* [WRITTEN PROBLEM]:
Search the material and gather each line with "مسجد" in it.

* [DATA TO USE]:
"""

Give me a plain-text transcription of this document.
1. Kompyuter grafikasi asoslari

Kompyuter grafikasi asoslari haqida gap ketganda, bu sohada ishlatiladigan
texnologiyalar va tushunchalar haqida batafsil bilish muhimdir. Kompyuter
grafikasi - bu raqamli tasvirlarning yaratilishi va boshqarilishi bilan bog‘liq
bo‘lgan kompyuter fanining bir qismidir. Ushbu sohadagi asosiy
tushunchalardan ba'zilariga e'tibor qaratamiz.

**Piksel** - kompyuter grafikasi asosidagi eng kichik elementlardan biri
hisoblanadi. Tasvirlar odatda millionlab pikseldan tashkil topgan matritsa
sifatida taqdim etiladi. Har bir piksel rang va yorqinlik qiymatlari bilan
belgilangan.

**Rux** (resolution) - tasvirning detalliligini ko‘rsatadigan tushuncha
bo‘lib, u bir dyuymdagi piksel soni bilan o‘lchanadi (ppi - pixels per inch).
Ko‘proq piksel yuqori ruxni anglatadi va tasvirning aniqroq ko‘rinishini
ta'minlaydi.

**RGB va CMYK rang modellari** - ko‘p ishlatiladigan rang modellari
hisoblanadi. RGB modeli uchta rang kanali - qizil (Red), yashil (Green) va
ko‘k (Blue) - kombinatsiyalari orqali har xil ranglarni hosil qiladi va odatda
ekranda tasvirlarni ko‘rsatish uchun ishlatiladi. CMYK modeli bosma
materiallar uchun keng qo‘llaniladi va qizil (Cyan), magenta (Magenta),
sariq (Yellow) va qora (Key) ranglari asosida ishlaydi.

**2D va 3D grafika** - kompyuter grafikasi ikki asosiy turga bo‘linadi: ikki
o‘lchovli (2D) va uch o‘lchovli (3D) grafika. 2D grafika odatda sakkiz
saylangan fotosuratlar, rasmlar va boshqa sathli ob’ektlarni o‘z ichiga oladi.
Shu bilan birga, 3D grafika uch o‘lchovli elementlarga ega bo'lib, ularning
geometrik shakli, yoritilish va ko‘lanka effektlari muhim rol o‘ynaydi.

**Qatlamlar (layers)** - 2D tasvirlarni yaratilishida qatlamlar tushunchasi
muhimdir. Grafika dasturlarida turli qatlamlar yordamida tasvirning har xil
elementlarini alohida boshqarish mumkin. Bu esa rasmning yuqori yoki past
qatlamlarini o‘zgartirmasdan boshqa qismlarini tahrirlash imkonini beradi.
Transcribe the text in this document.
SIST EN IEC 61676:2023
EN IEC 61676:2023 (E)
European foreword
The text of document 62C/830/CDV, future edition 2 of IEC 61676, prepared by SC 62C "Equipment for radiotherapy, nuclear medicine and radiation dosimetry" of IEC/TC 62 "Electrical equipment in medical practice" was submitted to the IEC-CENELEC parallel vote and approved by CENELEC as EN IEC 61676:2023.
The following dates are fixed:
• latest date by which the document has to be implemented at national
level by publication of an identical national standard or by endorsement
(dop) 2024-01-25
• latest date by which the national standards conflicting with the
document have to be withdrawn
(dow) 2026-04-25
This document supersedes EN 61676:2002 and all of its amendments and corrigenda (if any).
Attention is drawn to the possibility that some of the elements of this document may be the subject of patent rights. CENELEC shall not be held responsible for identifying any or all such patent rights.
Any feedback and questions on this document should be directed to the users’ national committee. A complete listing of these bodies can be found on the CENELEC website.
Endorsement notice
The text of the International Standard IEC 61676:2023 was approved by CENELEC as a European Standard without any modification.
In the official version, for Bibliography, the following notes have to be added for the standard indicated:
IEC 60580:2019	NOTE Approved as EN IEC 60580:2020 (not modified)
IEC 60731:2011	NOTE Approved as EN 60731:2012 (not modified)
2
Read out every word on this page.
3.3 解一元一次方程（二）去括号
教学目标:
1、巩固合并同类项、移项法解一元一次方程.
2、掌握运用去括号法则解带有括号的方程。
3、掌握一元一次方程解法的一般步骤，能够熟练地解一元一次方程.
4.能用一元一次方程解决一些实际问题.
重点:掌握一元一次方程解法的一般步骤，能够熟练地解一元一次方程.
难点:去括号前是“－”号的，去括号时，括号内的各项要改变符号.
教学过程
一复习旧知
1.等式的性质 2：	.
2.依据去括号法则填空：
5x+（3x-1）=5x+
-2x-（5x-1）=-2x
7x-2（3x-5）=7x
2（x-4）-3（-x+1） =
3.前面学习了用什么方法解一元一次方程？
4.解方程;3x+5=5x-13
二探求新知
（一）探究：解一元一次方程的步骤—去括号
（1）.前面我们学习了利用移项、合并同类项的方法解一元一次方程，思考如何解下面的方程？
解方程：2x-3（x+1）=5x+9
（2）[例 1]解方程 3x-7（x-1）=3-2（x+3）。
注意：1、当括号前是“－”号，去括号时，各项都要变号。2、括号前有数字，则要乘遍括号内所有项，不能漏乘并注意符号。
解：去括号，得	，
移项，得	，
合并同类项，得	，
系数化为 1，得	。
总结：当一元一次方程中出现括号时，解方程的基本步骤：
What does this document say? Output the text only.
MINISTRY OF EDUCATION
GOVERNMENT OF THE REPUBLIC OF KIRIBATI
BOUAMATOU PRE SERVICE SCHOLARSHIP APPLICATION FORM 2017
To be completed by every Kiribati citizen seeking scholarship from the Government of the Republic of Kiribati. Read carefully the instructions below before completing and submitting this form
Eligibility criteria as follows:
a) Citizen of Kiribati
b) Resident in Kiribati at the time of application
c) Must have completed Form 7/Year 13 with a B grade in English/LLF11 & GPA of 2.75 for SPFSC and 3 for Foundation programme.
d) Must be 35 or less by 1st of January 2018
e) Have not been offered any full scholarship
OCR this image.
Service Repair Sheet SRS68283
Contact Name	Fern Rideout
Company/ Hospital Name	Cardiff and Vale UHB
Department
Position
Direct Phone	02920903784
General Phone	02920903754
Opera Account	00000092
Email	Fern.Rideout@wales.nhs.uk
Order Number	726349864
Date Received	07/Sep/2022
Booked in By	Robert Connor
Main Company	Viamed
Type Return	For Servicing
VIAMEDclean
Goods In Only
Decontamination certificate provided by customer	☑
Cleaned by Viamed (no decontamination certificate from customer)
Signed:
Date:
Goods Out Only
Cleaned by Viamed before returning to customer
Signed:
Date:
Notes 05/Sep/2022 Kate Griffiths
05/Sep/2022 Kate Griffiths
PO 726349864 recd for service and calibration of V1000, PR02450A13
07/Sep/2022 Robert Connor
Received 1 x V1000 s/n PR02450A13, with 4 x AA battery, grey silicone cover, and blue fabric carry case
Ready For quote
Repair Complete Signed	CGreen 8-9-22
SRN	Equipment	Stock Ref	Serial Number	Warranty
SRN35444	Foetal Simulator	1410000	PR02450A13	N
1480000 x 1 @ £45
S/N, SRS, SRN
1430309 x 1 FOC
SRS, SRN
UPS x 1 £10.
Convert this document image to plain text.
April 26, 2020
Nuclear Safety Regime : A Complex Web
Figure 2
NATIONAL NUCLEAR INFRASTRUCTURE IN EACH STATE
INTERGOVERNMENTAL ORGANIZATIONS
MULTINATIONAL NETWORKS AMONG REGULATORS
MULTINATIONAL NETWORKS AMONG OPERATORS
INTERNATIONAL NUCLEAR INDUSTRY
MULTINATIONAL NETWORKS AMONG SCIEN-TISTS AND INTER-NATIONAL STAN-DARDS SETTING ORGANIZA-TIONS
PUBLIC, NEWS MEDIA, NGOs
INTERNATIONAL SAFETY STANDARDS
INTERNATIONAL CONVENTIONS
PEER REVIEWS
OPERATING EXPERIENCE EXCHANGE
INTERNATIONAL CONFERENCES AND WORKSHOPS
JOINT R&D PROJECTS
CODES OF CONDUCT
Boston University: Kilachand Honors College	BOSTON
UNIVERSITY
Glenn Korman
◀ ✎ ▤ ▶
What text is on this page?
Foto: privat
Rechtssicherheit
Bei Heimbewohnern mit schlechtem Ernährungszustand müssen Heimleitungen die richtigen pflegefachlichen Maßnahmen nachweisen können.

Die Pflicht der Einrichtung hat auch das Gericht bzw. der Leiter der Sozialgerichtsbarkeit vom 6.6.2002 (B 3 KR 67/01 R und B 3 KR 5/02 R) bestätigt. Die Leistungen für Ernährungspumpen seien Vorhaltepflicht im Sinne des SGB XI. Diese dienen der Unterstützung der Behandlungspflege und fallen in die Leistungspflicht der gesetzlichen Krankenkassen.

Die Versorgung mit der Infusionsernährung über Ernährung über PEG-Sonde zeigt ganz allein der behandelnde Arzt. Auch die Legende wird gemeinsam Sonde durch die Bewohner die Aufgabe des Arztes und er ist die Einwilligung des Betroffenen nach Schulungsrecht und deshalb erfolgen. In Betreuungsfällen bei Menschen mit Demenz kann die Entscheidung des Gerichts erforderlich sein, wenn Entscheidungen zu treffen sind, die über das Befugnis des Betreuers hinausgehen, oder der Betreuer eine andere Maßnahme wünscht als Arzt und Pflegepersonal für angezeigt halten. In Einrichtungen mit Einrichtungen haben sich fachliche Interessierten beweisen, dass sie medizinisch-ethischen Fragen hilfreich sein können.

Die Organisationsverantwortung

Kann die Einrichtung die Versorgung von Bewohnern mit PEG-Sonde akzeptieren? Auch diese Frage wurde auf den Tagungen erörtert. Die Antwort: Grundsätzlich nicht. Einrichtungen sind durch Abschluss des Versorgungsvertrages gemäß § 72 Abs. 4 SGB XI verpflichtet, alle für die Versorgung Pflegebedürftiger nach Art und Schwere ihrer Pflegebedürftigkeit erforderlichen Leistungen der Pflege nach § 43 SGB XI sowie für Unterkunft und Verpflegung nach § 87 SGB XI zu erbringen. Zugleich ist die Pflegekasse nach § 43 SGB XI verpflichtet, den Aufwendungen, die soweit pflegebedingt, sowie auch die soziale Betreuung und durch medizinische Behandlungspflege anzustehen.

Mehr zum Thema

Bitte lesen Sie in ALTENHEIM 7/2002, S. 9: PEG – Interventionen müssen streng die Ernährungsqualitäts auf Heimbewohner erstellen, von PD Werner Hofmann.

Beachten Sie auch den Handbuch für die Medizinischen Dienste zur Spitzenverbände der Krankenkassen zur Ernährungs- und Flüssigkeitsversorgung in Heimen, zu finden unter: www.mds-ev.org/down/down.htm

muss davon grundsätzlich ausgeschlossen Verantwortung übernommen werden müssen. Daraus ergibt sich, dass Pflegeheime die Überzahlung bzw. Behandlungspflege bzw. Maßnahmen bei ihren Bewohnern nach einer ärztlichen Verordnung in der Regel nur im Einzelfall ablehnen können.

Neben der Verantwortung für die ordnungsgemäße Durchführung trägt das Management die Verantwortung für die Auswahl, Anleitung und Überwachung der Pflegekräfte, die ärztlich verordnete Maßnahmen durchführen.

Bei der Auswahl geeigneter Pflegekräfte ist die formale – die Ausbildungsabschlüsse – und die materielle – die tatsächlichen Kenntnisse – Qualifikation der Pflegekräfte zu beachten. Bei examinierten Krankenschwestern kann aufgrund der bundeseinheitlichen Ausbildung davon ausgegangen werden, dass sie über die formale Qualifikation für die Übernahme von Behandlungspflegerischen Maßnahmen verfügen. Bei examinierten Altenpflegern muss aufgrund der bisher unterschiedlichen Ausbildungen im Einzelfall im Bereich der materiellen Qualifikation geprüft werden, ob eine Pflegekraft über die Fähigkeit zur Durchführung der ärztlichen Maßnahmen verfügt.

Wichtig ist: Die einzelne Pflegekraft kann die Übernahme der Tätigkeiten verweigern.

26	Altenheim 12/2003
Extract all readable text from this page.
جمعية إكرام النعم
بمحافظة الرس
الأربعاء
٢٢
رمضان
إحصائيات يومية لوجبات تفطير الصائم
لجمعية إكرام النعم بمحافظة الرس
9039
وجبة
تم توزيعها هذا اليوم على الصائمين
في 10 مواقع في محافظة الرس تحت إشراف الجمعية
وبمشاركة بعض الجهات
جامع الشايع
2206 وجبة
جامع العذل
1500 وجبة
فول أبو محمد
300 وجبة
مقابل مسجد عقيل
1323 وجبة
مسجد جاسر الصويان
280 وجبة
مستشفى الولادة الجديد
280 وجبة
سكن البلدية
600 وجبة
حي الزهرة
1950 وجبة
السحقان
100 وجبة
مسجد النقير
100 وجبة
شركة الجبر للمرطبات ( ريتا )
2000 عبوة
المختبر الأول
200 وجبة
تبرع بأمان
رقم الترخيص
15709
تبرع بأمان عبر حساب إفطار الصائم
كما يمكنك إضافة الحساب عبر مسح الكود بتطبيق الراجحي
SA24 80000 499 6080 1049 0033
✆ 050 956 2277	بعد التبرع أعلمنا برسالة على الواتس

"""

* [EXPECTED OUTPUT]:
مقابل مسجد عقيل
مسجد جاسر الصويان
مسجد النقير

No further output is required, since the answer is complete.